* [Do this] Gather every line below where "high" appears.

* [Supplied records]
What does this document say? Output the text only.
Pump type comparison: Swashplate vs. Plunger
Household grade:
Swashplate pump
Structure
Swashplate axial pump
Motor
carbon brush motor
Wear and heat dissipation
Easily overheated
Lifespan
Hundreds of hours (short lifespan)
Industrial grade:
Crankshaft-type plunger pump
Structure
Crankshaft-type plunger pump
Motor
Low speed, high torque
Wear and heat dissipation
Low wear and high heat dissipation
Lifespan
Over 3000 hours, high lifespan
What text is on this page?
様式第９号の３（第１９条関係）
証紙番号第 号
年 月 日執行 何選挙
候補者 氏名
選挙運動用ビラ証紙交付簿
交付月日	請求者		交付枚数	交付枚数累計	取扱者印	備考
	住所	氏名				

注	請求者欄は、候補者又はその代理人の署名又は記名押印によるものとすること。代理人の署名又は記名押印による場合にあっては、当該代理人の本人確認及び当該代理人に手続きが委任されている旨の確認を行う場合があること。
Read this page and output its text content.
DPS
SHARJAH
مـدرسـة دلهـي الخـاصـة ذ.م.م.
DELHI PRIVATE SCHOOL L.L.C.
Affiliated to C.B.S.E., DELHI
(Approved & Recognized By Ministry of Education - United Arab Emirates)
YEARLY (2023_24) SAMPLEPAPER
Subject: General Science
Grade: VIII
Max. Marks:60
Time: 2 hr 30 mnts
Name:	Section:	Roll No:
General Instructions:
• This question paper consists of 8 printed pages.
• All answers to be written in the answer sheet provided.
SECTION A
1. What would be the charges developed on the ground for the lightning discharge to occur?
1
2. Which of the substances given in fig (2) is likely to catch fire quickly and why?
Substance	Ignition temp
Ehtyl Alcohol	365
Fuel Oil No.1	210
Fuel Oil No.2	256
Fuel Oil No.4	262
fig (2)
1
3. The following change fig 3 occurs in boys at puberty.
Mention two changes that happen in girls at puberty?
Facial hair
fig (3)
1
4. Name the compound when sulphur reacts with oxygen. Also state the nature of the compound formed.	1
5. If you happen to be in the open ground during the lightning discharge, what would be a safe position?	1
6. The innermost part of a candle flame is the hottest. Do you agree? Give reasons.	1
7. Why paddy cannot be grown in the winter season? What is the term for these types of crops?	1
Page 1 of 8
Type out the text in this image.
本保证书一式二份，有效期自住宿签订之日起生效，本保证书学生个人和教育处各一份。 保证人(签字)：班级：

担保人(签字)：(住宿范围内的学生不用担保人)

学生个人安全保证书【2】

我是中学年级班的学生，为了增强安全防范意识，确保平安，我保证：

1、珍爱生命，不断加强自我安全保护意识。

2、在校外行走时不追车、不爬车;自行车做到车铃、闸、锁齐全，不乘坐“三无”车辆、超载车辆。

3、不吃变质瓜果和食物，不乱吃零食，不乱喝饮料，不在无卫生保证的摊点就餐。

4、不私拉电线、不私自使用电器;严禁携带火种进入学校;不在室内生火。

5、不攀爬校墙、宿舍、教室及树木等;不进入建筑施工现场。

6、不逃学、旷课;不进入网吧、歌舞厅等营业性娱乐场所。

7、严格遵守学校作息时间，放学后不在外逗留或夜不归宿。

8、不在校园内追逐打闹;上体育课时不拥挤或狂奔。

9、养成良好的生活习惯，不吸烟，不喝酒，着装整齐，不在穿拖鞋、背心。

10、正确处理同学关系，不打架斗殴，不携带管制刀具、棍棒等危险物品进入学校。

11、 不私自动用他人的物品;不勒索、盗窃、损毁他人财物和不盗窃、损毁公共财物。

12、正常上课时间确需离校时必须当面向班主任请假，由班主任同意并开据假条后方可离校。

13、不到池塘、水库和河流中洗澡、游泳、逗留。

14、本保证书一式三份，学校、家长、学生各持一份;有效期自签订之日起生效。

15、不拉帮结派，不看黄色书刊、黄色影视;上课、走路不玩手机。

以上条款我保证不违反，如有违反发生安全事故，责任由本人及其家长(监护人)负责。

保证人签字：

* [Exercise output]
Low speed, high torque
Low wear and high heat dissipation
Over 3000 hours, high lifespan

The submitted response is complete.